**Aim of the exercise**.
Can you reproduce the lines verbatim, beginning with the very first line and ending with the line that contains "384, 368, 394]", with that line included?

-----

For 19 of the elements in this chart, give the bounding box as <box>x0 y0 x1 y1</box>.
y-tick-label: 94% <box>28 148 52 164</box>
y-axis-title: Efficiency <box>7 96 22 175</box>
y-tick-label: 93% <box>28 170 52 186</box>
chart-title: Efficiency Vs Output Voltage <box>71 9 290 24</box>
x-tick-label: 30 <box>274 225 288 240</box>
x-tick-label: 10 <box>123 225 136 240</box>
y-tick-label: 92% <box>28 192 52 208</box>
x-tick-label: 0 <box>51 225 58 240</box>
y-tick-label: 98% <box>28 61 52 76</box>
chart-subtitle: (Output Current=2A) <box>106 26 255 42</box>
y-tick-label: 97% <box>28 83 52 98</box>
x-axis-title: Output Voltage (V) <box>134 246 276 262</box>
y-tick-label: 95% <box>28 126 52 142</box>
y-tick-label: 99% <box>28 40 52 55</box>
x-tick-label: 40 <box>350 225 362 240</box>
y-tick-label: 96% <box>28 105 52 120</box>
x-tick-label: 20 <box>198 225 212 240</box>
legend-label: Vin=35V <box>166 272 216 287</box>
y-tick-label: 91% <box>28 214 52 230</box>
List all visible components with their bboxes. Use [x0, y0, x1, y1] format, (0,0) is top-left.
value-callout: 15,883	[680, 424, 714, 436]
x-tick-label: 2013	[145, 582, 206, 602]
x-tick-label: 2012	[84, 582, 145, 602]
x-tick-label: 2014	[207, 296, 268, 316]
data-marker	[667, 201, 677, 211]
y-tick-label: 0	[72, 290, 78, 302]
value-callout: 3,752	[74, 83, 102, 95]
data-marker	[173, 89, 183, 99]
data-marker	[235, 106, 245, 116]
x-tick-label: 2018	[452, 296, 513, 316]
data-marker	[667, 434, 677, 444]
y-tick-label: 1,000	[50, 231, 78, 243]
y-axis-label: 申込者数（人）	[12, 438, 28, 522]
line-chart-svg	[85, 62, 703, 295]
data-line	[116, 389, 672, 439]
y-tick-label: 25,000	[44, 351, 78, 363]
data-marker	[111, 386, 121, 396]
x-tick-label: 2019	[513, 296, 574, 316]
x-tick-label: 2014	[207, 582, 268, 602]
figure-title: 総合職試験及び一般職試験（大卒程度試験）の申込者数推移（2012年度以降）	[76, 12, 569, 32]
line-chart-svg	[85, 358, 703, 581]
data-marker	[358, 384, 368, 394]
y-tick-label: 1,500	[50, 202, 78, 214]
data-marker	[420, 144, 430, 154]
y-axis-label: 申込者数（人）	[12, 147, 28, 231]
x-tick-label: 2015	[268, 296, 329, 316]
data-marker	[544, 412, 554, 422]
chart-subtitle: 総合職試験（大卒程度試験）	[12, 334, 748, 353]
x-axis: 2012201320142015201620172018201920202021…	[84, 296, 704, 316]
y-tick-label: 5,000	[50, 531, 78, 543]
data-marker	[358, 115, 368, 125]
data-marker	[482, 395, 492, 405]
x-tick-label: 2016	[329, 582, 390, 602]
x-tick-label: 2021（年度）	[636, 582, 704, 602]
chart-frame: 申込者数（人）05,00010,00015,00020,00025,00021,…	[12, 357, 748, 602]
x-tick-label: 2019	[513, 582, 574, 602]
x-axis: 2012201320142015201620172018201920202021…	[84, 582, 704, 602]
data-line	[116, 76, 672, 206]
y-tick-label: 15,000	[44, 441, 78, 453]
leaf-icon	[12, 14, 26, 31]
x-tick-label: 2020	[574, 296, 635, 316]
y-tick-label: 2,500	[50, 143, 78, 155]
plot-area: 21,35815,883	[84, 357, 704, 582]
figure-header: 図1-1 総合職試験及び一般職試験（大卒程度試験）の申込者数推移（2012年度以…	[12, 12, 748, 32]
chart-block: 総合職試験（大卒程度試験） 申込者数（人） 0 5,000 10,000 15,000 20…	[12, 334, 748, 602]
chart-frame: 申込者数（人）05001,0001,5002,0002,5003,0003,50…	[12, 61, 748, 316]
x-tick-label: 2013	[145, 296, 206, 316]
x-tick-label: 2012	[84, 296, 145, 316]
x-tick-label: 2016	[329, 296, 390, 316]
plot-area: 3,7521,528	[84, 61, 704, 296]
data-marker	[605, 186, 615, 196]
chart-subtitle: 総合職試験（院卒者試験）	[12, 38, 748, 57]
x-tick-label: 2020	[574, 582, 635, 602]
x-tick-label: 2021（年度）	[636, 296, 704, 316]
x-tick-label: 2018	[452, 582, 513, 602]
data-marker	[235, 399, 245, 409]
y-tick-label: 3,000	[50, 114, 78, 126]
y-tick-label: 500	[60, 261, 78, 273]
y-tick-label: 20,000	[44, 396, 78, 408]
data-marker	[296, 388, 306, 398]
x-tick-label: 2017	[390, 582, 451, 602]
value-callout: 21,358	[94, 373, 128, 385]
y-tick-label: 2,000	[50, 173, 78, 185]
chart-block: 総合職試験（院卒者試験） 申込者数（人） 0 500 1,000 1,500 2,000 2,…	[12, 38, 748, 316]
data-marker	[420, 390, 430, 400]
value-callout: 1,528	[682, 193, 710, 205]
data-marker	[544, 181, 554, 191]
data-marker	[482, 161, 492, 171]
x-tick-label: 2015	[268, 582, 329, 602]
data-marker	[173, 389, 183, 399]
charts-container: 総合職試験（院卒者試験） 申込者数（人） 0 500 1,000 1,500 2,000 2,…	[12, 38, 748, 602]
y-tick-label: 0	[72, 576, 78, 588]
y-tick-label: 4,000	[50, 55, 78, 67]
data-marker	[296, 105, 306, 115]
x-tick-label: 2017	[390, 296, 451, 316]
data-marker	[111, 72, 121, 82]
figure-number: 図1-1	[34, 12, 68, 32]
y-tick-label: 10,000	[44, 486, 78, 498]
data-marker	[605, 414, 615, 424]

-----

**Solution to this exercise**.
For 19 of the elements in this chart, give the bounding box as <box>x0 y0 x1 y1</box>.
y-tick-label: 94% <box>28 148 52 164</box>
y-axis-title: Efficiency <box>7 96 22 175</box>
y-tick-label: 93% <box>28 170 52 186</box>
chart-title: Efficiency Vs Output Voltage <box>71 9 290 24</box>
x-tick-label: 30 <box>274 225 288 240</box>
x-tick-label: 10 <box>123 225 136 240</box>
y-tick-label: 92% <box>28 192 52 208</box>
x-tick-label: 0 <box>51 225 58 240</box>
y-tick-label: 98% <box>28 61 52 76</box>
chart-subtitle: (Output Current=2A) <box>106 26 255 42</box>
y-tick-label: 97% <box>28 83 52 98</box>
x-axis-title: Output Voltage (V) <box>134 246 276 262</box>
y-tick-label: 95% <box>28 126 52 142</box>
y-tick-label: 99% <box>28 40 52 55</box>
x-tick-label: 40 <box>350 225 362 240</box>
y-tick-label: 96% <box>28 105 52 120</box>
x-tick-label: 20 <box>198 225 212 240</box>
legend-label: Vin=35V <box>166 272 216 287</box>
y-tick-label: 91% <box>28 214 52 230</box>
List all visible components with their bboxes. Use [x0, y0, x1, y1] format, (0,0) is top-left.
value-callout: 15,883	[680, 424, 714, 436]
x-tick-label: 2013	[145, 582, 206, 602]
x-tick-label: 2012	[84, 582, 145, 602]
x-tick-label: 2014	[207, 296, 268, 316]
data-marker	[667, 201, 677, 211]
y-tick-label: 0	[72, 290, 78, 302]
value-callout: 3,752	[74, 83, 102, 95]
data-marker	[173, 89, 183, 99]
data-marker	[235, 106, 245, 116]
x-tick-label: 2018	[452, 296, 513, 316]
data-marker	[667, 434, 677, 444]
y-tick-label: 1,000	[50, 231, 78, 243]
y-axis-label: 申込者数（人）	[12, 438, 28, 522]
line-chart-svg	[85, 62, 703, 295]
data-line	[116, 389, 672, 439]
y-tick-label: 25,000	[44, 351, 78, 363]
data-marker	[111, 386, 121, 396]
x-tick-label: 2019	[513, 296, 574, 316]
x-tick-label: 2014	[207, 582, 268, 602]
figure-title: 総合職試験及び一般職試験（大卒程度試験）の申込者数推移（2012年度以降）	[76, 12, 569, 32]
line-chart-svg	[85, 358, 703, 581]
data-marker	[358, 384, 368, 394]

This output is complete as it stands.